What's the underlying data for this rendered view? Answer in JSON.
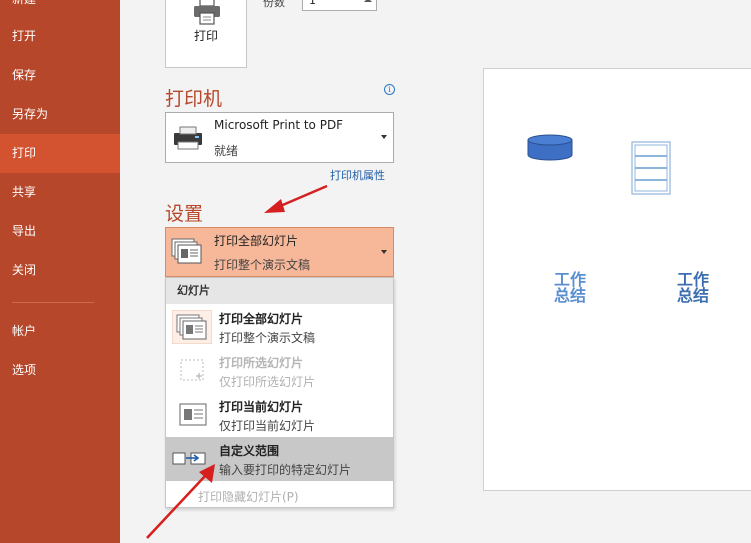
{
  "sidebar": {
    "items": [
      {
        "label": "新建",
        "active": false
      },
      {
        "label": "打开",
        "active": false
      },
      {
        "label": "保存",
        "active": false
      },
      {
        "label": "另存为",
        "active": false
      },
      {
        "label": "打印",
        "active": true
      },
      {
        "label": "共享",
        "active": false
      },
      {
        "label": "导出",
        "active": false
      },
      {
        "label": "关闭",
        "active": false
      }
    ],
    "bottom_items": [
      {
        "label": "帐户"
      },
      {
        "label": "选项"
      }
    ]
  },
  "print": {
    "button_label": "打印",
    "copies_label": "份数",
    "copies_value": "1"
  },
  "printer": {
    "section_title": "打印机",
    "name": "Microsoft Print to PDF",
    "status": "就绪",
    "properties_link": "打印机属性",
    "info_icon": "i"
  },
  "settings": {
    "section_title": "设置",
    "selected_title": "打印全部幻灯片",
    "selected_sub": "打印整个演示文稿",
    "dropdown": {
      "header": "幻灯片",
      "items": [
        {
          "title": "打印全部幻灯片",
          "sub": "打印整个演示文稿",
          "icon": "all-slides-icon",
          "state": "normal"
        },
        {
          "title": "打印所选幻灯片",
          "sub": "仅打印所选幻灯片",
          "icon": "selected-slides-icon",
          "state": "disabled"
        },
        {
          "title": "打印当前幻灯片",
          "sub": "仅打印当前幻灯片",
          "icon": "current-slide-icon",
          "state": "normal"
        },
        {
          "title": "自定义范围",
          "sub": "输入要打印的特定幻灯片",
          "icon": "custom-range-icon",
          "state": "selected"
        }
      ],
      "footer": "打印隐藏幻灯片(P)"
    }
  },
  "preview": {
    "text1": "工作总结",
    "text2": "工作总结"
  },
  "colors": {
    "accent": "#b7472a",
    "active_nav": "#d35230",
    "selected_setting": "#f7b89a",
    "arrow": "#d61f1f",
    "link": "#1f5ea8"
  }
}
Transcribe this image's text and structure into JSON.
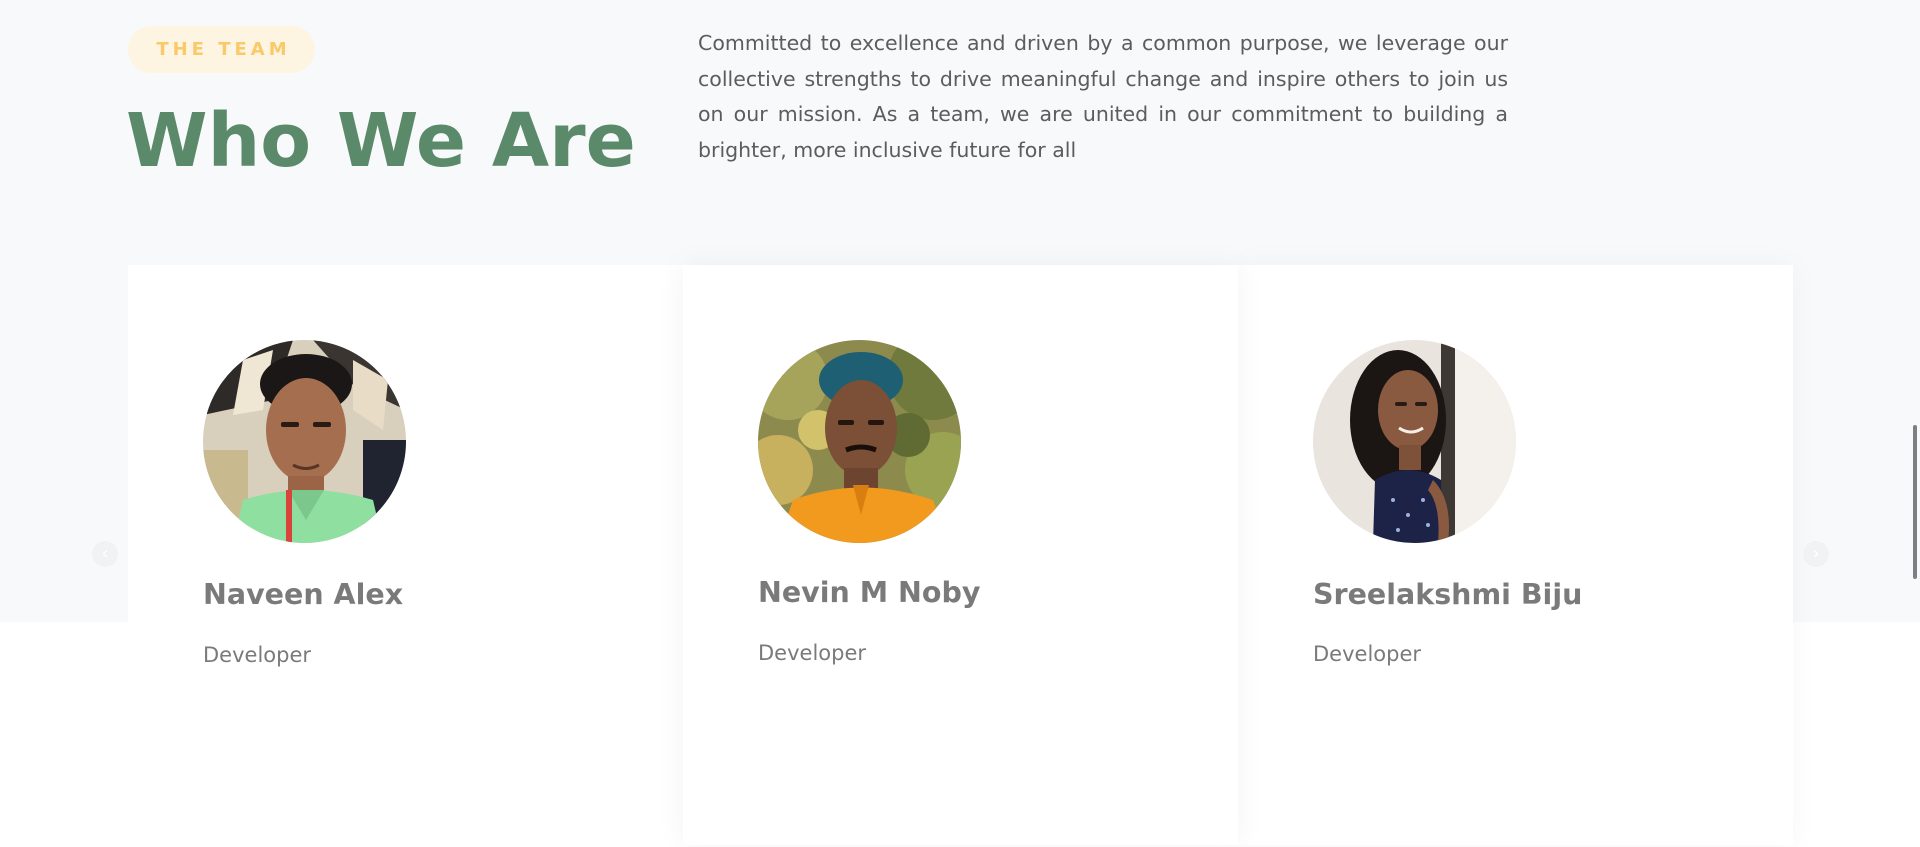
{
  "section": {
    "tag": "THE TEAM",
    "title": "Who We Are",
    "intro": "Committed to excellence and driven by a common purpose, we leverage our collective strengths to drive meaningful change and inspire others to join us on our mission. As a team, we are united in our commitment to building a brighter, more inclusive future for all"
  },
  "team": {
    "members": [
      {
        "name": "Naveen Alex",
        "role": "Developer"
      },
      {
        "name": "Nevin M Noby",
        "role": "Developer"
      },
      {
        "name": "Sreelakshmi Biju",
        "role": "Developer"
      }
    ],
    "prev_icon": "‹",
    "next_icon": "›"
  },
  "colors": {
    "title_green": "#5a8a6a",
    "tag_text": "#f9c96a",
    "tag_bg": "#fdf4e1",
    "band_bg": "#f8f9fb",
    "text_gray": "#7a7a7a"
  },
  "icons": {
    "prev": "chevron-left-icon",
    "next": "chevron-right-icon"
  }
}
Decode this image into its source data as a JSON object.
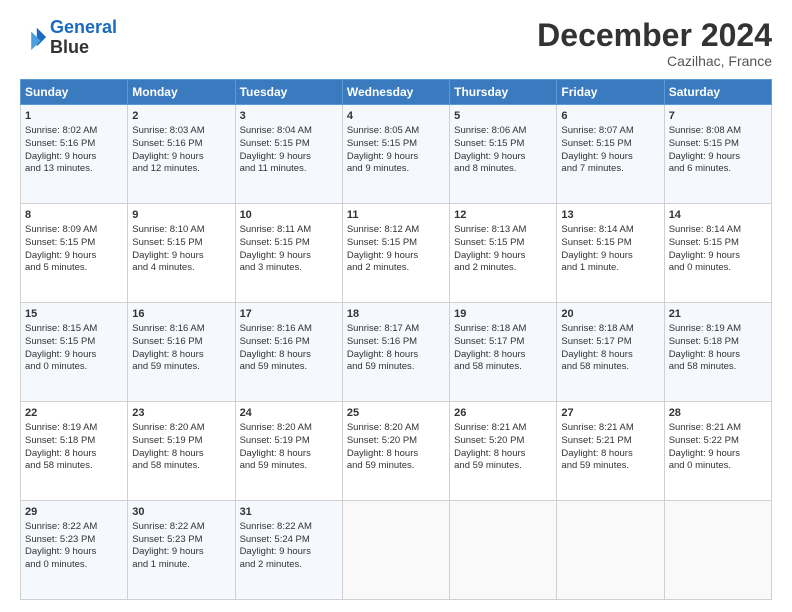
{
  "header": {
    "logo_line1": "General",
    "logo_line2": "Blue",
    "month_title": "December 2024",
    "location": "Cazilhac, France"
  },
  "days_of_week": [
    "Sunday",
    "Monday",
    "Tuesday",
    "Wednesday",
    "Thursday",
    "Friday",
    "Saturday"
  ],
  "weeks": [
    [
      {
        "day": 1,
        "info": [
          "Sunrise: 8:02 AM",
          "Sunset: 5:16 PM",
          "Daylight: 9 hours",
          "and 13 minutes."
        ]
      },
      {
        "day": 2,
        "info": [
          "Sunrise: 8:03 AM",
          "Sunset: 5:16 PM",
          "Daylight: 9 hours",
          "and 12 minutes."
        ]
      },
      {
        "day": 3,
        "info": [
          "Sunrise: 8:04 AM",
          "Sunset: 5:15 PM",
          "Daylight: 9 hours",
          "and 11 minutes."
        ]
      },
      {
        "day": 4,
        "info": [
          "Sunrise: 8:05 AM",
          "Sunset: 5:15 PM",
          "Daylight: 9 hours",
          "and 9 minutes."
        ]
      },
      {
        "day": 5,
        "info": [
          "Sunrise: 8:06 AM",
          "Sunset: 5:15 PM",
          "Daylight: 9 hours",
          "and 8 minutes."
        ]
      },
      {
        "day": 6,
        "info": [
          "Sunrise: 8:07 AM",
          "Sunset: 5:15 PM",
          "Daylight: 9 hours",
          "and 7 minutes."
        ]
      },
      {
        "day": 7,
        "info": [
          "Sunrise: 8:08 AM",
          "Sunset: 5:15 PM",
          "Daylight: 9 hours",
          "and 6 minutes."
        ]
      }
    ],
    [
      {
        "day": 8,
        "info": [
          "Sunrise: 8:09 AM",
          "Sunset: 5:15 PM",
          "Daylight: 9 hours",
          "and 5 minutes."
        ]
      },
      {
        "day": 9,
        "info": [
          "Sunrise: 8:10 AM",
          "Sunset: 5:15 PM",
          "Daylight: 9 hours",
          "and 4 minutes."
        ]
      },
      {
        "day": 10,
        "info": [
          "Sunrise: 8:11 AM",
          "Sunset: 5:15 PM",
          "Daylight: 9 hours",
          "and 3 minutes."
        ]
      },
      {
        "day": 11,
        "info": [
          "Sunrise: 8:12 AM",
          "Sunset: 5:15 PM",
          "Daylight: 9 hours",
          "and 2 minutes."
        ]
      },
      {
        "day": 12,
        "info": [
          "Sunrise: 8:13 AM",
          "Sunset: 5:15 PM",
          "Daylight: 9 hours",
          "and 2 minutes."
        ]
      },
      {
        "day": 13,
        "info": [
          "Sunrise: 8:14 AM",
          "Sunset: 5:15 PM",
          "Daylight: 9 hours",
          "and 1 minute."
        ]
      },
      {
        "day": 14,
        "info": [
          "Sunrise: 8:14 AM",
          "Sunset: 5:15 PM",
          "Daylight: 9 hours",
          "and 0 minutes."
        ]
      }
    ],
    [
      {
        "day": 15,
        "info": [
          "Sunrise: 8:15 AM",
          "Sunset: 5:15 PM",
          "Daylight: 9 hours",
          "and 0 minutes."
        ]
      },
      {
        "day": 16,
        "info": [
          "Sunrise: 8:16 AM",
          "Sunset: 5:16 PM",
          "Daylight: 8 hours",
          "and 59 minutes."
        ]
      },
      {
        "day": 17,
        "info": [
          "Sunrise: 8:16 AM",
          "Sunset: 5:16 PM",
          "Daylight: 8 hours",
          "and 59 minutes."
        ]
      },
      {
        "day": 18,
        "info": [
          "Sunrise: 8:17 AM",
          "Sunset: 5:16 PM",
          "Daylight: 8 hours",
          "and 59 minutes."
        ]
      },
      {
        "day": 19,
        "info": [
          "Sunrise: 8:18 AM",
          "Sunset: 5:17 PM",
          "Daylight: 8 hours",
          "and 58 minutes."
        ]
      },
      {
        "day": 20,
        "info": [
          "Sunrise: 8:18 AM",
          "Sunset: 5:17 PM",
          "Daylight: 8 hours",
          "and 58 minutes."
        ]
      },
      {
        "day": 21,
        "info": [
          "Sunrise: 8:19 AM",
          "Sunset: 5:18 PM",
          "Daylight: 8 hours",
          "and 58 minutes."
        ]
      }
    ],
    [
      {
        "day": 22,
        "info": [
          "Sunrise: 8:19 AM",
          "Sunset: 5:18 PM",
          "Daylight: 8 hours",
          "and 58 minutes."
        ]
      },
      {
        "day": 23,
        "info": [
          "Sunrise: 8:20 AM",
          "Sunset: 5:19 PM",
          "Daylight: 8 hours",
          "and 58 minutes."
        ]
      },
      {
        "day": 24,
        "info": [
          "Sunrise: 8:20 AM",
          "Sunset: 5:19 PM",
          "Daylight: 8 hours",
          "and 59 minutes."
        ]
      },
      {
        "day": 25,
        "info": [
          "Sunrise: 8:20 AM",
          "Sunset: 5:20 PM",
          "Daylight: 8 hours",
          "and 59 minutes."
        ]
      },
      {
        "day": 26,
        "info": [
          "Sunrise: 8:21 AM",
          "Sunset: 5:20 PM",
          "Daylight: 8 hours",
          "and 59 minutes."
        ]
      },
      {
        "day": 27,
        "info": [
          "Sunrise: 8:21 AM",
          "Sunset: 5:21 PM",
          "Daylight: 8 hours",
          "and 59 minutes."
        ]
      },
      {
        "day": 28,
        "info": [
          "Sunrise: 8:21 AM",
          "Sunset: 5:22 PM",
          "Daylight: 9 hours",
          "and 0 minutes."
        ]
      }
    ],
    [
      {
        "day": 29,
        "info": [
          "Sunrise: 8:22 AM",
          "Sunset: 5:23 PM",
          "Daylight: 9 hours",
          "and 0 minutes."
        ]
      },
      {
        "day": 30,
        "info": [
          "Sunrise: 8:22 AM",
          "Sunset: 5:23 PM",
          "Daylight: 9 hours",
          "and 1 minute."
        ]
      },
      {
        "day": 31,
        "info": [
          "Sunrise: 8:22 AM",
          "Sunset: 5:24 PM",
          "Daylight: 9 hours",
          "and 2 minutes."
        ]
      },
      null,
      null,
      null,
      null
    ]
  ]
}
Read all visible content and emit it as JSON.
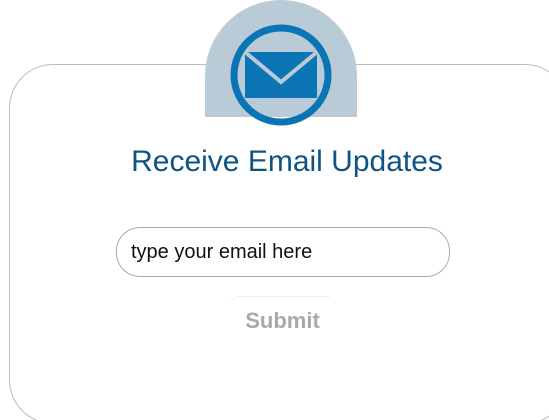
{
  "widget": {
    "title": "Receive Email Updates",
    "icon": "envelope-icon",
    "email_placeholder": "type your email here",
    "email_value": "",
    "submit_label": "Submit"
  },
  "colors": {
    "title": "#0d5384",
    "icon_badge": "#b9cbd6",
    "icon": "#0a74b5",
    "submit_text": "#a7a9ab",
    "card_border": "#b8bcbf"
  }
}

▸ EXERCISE OBJECTIVE
How many lines in the records above contain the word "into"? Give only the number.

▸ TASK OUTPUT
2